• [What is being asked]
Look over the lines below. Report each one that includes the string "JSON".

--- begin ---

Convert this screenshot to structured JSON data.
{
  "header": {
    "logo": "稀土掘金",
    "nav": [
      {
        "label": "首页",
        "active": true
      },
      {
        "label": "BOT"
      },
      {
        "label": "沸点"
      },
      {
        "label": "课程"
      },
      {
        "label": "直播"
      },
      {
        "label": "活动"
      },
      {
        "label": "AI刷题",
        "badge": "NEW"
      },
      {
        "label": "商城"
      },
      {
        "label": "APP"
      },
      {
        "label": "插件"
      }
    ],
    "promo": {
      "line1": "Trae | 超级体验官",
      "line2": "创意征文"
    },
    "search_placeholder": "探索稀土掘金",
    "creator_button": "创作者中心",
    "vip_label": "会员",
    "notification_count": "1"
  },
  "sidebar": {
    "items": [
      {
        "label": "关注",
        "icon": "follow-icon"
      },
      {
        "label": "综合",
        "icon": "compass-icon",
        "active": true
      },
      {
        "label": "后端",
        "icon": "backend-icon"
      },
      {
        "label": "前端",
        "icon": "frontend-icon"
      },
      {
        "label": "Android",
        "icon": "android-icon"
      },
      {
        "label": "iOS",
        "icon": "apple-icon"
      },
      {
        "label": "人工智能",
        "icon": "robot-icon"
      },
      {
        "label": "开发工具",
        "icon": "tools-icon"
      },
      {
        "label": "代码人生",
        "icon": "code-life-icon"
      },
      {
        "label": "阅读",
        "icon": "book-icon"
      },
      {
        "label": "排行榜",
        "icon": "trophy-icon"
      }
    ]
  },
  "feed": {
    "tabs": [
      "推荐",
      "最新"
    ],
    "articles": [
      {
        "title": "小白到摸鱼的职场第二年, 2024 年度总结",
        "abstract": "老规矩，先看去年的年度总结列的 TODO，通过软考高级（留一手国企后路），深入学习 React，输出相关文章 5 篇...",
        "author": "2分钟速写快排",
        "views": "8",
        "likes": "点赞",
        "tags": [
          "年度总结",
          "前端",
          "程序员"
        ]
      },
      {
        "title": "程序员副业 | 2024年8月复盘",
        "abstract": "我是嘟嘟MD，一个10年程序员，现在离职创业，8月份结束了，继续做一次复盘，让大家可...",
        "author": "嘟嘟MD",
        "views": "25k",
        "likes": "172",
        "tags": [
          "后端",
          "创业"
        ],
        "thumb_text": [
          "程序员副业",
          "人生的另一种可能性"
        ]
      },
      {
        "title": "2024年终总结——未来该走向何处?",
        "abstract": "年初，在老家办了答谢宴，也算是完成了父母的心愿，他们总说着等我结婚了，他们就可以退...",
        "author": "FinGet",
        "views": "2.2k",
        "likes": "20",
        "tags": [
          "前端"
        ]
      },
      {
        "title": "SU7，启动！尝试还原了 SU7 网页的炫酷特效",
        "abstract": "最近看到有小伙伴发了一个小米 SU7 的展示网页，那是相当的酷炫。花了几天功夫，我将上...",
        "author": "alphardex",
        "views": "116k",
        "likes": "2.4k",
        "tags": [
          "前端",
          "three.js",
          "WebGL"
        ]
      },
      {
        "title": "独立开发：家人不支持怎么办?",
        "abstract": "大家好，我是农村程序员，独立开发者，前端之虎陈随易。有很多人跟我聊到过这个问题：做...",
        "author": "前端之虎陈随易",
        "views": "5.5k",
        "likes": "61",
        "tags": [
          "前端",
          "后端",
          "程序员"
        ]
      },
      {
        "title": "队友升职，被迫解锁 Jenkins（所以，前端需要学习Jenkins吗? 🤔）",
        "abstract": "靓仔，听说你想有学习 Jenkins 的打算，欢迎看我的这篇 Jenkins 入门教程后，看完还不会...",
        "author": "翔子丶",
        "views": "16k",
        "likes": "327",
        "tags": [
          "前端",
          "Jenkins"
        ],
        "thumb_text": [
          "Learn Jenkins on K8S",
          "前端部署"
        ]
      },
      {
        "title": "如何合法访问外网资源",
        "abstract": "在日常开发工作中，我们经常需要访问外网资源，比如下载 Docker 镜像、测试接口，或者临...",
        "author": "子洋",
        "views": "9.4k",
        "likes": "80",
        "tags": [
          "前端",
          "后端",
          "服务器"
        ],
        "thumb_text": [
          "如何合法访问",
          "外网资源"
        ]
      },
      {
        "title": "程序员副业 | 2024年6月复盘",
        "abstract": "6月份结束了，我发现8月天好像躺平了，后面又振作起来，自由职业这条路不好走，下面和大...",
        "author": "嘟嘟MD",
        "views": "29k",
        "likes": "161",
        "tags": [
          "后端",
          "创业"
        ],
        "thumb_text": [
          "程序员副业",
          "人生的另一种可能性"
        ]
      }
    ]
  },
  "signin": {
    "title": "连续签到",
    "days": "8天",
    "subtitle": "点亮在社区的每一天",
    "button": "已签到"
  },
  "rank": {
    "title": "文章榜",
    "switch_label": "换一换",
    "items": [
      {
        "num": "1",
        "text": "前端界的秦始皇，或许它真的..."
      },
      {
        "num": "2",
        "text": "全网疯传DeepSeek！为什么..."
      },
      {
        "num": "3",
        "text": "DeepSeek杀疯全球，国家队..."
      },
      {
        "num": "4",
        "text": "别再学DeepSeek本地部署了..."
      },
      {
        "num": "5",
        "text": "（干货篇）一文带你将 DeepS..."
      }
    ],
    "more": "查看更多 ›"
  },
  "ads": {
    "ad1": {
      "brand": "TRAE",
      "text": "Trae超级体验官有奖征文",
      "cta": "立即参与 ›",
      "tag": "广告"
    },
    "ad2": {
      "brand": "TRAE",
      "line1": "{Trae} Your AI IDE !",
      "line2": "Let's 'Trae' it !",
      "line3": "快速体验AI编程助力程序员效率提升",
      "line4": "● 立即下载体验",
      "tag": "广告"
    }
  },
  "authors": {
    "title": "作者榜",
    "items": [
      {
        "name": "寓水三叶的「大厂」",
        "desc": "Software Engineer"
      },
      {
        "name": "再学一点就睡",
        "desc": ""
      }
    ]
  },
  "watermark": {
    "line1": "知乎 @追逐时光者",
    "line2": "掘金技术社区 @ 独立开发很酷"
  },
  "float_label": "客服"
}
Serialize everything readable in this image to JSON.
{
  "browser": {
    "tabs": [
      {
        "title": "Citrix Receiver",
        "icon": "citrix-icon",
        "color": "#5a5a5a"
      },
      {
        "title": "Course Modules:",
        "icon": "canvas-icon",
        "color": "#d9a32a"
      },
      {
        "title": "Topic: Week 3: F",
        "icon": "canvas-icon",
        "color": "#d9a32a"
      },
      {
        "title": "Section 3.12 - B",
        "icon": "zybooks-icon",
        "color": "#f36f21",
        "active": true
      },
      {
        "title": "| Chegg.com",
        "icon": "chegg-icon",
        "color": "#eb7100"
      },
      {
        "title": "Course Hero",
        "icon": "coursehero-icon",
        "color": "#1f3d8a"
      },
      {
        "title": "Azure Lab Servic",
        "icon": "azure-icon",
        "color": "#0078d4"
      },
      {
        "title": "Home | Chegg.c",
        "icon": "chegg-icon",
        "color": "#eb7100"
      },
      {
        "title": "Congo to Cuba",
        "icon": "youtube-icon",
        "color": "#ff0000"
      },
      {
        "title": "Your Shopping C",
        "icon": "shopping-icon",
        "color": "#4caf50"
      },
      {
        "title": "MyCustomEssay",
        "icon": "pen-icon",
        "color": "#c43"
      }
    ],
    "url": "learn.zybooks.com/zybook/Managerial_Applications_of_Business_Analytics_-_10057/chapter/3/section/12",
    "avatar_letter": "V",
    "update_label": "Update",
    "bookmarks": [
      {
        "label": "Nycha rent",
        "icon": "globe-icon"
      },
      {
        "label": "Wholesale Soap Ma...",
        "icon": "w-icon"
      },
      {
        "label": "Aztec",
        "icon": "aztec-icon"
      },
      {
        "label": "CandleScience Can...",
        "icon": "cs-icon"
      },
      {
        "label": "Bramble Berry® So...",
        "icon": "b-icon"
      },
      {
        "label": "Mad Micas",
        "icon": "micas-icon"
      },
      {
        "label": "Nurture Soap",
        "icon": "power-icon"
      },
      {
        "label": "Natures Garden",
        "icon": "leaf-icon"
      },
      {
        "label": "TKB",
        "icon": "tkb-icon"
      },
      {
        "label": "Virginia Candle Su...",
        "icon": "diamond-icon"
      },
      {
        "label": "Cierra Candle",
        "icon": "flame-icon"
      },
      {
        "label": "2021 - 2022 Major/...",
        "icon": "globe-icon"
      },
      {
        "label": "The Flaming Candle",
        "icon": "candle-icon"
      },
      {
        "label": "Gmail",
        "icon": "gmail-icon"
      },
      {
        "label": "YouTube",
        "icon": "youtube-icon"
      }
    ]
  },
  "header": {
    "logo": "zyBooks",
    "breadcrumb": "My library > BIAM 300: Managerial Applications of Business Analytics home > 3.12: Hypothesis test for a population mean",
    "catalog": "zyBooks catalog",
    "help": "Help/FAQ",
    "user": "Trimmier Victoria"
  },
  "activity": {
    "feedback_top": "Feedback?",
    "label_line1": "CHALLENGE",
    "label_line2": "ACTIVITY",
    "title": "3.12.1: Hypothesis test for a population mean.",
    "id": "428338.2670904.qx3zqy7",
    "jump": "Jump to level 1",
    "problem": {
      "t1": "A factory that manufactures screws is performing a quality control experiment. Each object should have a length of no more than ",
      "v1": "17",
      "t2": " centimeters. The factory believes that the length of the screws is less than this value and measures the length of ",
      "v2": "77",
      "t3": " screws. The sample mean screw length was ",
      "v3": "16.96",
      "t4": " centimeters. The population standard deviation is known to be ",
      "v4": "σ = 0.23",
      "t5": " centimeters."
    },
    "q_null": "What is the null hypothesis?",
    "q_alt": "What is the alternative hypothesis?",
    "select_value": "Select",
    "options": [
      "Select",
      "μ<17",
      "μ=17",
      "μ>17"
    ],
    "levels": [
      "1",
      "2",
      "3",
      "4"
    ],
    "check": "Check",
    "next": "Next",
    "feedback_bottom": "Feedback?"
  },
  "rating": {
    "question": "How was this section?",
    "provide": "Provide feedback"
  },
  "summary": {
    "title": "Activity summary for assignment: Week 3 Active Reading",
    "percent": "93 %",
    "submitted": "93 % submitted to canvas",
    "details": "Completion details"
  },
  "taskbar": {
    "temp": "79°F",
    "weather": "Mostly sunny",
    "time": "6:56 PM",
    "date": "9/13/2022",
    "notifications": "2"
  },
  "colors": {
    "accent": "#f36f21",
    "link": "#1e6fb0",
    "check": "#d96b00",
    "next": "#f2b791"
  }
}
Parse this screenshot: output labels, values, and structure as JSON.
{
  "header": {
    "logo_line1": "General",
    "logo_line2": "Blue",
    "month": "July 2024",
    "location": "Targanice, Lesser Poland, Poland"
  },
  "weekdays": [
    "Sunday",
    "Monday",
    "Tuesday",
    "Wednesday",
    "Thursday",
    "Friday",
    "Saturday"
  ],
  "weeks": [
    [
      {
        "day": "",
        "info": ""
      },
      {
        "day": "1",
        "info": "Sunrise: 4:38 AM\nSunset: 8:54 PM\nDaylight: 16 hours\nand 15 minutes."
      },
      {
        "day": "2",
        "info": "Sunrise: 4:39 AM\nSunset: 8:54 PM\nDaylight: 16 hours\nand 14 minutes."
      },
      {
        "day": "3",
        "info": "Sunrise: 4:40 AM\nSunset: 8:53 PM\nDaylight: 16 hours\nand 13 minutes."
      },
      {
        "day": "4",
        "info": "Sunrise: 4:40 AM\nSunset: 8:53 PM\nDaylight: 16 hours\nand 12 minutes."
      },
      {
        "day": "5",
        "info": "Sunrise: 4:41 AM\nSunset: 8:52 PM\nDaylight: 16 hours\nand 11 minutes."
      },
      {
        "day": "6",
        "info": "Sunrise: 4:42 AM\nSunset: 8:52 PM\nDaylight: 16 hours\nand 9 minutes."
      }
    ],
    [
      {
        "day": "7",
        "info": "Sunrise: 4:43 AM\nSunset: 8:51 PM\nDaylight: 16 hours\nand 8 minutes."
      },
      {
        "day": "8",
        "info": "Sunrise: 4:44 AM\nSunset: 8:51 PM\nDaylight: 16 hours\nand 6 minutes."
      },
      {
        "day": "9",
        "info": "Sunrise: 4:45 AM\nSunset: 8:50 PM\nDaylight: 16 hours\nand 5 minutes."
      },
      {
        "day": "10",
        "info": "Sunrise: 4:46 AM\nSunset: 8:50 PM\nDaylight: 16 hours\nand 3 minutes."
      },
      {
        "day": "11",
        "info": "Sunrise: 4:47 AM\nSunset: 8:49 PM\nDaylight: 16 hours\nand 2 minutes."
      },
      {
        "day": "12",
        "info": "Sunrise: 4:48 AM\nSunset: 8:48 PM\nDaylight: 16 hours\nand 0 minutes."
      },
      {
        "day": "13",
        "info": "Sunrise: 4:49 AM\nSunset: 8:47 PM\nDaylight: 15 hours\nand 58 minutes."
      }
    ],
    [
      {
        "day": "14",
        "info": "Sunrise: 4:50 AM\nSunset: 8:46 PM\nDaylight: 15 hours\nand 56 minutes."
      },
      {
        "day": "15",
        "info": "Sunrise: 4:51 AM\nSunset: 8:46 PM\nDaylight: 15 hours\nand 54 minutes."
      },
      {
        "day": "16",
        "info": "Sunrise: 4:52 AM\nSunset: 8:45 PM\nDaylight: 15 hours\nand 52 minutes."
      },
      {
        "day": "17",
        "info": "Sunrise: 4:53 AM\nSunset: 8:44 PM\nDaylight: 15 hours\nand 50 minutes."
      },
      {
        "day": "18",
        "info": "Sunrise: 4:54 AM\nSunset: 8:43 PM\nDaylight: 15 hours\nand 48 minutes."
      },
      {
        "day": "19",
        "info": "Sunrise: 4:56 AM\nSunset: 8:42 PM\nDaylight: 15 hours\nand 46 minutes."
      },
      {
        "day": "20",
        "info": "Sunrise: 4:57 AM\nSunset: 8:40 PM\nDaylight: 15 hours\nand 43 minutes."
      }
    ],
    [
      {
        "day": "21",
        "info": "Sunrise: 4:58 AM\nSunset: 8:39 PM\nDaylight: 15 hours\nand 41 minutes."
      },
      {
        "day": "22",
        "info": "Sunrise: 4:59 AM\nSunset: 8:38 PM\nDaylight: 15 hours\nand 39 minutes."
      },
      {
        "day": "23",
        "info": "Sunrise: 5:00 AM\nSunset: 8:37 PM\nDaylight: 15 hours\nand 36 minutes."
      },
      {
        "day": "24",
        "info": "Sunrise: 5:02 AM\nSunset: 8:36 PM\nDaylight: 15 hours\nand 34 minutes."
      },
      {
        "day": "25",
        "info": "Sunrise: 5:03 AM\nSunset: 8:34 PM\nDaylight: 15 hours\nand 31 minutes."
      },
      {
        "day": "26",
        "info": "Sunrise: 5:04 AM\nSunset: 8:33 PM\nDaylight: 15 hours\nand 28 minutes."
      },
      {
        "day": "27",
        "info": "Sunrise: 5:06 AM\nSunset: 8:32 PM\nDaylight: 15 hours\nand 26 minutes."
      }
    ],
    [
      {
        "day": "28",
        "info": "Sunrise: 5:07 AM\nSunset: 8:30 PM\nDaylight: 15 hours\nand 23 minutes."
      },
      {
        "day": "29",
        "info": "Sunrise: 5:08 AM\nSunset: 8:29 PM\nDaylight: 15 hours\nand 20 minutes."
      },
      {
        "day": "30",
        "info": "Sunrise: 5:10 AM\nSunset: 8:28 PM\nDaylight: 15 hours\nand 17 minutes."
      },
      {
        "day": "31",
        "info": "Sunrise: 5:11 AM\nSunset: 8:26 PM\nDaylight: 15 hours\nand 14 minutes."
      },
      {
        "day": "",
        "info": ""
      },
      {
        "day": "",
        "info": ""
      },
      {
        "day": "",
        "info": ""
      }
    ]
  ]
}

--- end ---

• [Result for this task]
Convert this screenshot to structured JSON data.
Serialize everything readable in this image to JSON.
Parse this screenshot: output labels, values, and structure as JSON.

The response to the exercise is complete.